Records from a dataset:
>> Begin
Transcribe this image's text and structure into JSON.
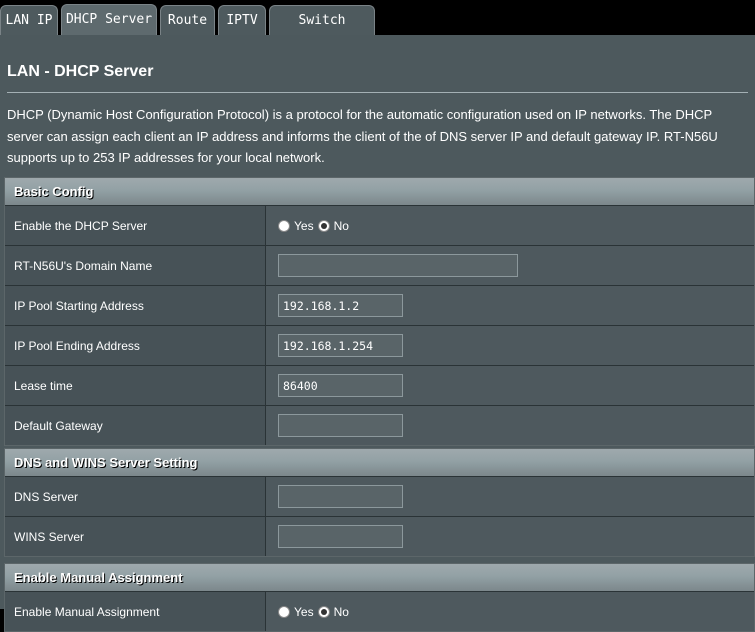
{
  "tabs": [
    {
      "label": "LAN IP",
      "active": false
    },
    {
      "label": "DHCP Server",
      "active": true
    },
    {
      "label": "Route",
      "active": false
    },
    {
      "label": "IPTV",
      "active": false
    },
    {
      "label": "Switch Control",
      "active": false
    }
  ],
  "page": {
    "title": "LAN - DHCP Server",
    "description": "DHCP (Dynamic Host Configuration Protocol) is a protocol for the automatic configuration used on IP networks. The DHCP server can assign each client an IP address and informs the client of the of DNS server IP and default gateway IP. RT-N56U supports up to 253 IP addresses for your local network."
  },
  "basic": {
    "header": "Basic Config",
    "enable_dhcp": {
      "label": "Enable the DHCP Server",
      "yes": "Yes",
      "no": "No",
      "selected": "No"
    },
    "domain_name": {
      "label": "RT-N56U's Domain Name",
      "value": ""
    },
    "pool_start": {
      "label": "IP Pool Starting Address",
      "value": "192.168.1.2"
    },
    "pool_end": {
      "label": "IP Pool Ending Address",
      "value": "192.168.1.254"
    },
    "lease_time": {
      "label": "Lease time",
      "value": "86400"
    },
    "gateway": {
      "label": "Default Gateway",
      "value": ""
    }
  },
  "dns": {
    "header": "DNS and WINS Server Setting",
    "dns_server": {
      "label": "DNS Server",
      "value": ""
    },
    "wins_server": {
      "label": "WINS Server",
      "value": ""
    }
  },
  "manual": {
    "header": "Enable Manual Assignment",
    "enable_manual": {
      "label": "Enable Manual Assignment",
      "yes": "Yes",
      "no": "No",
      "selected": "No"
    }
  },
  "colors": {
    "background": "#4d595d",
    "header_bar": "#92a1a5",
    "label_cell": "#475257",
    "value_cell": "#4e595e"
  }
}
>> End
Replicate the material above verbatim; images stay out of the copy.

Transcribe this image's text and structure into JSON.
{
  "tabs": [
    {
      "label": "LAN IP",
      "active": false
    },
    {
      "label": "DHCP Server",
      "active": true
    },
    {
      "label": "Route",
      "active": false
    },
    {
      "label": "IPTV",
      "active": false
    },
    {
      "label": "Switch Control",
      "active": false
    }
  ],
  "page": {
    "title": "LAN - DHCP Server",
    "description": "DHCP (Dynamic Host Configuration Protocol) is a protocol for the automatic configuration used on IP networks. The DHCP server can assign each client an IP address and informs the client of the of DNS server IP and default gateway IP. RT-N56U supports up to 253 IP addresses for your local network."
  },
  "basic": {
    "header": "Basic Config",
    "enable_dhcp": {
      "label": "Enable the DHCP Server",
      "yes": "Yes",
      "no": "No",
      "selected": "No"
    },
    "domain_name": {
      "label": "RT-N56U's Domain Name",
      "value": ""
    },
    "pool_start": {
      "label": "IP Pool Starting Address",
      "value": "192.168.1.2"
    },
    "pool_end": {
      "label": "IP Pool Ending Address",
      "value": "192.168.1.254"
    },
    "lease_time": {
      "label": "Lease time",
      "value": "86400"
    },
    "gateway": {
      "label": "Default Gateway",
      "value": ""
    }
  },
  "dns": {
    "header": "DNS and WINS Server Setting",
    "dns_server": {
      "label": "DNS Server",
      "value": ""
    },
    "wins_server": {
      "label": "WINS Server",
      "value": ""
    }
  },
  "manual": {
    "header": "Enable Manual Assignment",
    "enable_manual": {
      "label": "Enable Manual Assignment",
      "yes": "Yes",
      "no": "No",
      "selected": "No"
    }
  },
  "colors": {
    "background": "#4d595d",
    "header_bar": "#92a1a5",
    "label_cell": "#475257",
    "value_cell": "#4e595e"
  }
}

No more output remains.